### SOURCE EXCERPT
Table Management Introduction

Jethro organizes tables and views into schemas. The default schema is called def_schema. Currently, creating new schemas is disabled.

Working with Tables

Creating a Table

To create a table, run a CREATE TABLE statement and provide the table name and list of columns.
For example: 

CREATE TABLE my_table (a INT, b STRING, c TIMESTAMP);

For further information on, and examples of, partitioned tables, see Working with Partitioned Tables.


The supported data types are:
INT | BIGINT | FLOAT | DOUBLE | STRING | TIMESTAMP 
For more details on each data type, see Data Types under SQL Language Elements.

Jethro automatically creates indexes for all columns – there is no need to run CREATE INDEX commands.

Renaming a Table

To rename a table, run an ALTER TABLE … RENAME TO statement. For example: 

ALTER TABLE my_table RENAME TO test_table;


Adding and Dropping Columns from a Table

To add a new column to a table:

  1. Run an ALTER TABLE ... ADD COLUMN statement.

### EXTRACTED RECORDS

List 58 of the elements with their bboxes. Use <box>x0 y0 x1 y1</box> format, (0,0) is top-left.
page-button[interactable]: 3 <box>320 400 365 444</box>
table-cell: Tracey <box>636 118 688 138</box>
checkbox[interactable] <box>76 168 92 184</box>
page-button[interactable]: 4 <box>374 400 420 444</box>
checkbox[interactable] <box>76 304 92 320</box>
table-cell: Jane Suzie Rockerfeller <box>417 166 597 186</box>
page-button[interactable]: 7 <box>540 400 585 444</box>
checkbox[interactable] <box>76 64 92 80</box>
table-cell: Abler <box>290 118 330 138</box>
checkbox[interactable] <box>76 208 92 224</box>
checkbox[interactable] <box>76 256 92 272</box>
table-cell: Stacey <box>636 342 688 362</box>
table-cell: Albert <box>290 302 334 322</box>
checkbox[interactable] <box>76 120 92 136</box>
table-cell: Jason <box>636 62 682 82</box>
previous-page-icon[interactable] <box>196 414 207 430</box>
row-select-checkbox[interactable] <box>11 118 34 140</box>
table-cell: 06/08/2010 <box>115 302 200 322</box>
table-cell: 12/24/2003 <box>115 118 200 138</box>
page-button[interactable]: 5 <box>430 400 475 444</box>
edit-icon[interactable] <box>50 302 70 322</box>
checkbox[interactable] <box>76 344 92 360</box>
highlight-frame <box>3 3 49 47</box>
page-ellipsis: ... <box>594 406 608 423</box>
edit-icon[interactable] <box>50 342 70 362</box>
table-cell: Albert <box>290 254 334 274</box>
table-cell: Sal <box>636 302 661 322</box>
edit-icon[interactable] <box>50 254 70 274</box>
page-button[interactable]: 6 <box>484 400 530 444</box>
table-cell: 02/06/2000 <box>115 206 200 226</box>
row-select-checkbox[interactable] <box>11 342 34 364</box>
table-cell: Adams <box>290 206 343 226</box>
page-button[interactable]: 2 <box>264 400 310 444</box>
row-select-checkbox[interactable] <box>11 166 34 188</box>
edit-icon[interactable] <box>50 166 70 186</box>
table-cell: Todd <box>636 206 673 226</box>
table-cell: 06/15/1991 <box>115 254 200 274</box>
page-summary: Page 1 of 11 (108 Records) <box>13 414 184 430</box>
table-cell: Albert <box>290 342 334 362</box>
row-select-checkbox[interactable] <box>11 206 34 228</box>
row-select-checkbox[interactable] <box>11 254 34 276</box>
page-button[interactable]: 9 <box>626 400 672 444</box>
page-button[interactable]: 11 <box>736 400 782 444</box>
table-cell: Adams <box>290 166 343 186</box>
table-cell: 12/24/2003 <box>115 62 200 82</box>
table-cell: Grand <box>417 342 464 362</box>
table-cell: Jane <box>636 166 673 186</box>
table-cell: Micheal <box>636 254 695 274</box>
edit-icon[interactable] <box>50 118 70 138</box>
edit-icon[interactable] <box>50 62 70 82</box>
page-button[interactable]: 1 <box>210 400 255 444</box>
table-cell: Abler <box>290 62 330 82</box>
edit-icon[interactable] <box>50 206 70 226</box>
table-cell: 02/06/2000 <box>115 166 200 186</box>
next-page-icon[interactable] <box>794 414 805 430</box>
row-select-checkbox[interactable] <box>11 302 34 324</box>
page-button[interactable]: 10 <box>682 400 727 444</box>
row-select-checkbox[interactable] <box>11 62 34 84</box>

### DIRECTIVE A
Please copy the entries word for word, from the first line of the entries through the line that contains "checkbox[interactable] <box>76 304".
### DIRECTIVE B
Continue the Jethro table management text from the point where it stops.

### OUTPUT A
List 58 of the elements with their bboxes. Use <box>x0 y0 x1 y1</box> format, (0,0) is top-left.
page-button[interactable]: 3 <box>320 400 365 444</box>
table-cell: Tracey <box>636 118 688 138</box>
checkbox[interactable] <box>76 168 92 184</box>
page-button[interactable]: 4 <box>374 400 420 444</box>
checkbox[interactable] <box>76 304 92 320</box>

### OUTPUT B
  2. Specify a new column name and data type; 

for example: 

ALTER TABLE test_table ADD COLUMN number_of_cats INTEGER;

Note: Existing rows will have NULL value in this new column. 

To drop an existing column from a table, run an ALTER TABLE ... DROP COLUMN statement. For example: 

ALTER TABLE test_table DROP COLUMN number_of_cats;


Dropping a Table

To drop a table, run a DROP TABLE statement. For example:

DROP TABLE test_table; 

Alternatively, run a TRUNCATE TABLE statement to delete all rows from a table while keeping the table. For example:

TRUNCATE TABLE test_table;

 

Listing All Tables

To list all tables, run the SHOW TABLES statement:

SHOW TABLES;
TABLE
-----------------------
test1 
test2 
test3 
test4 
-----------------------

Unlike Hive and Impala, in Jethro the above command lists only tables, not views. To list views, use SHOW VIEWS command.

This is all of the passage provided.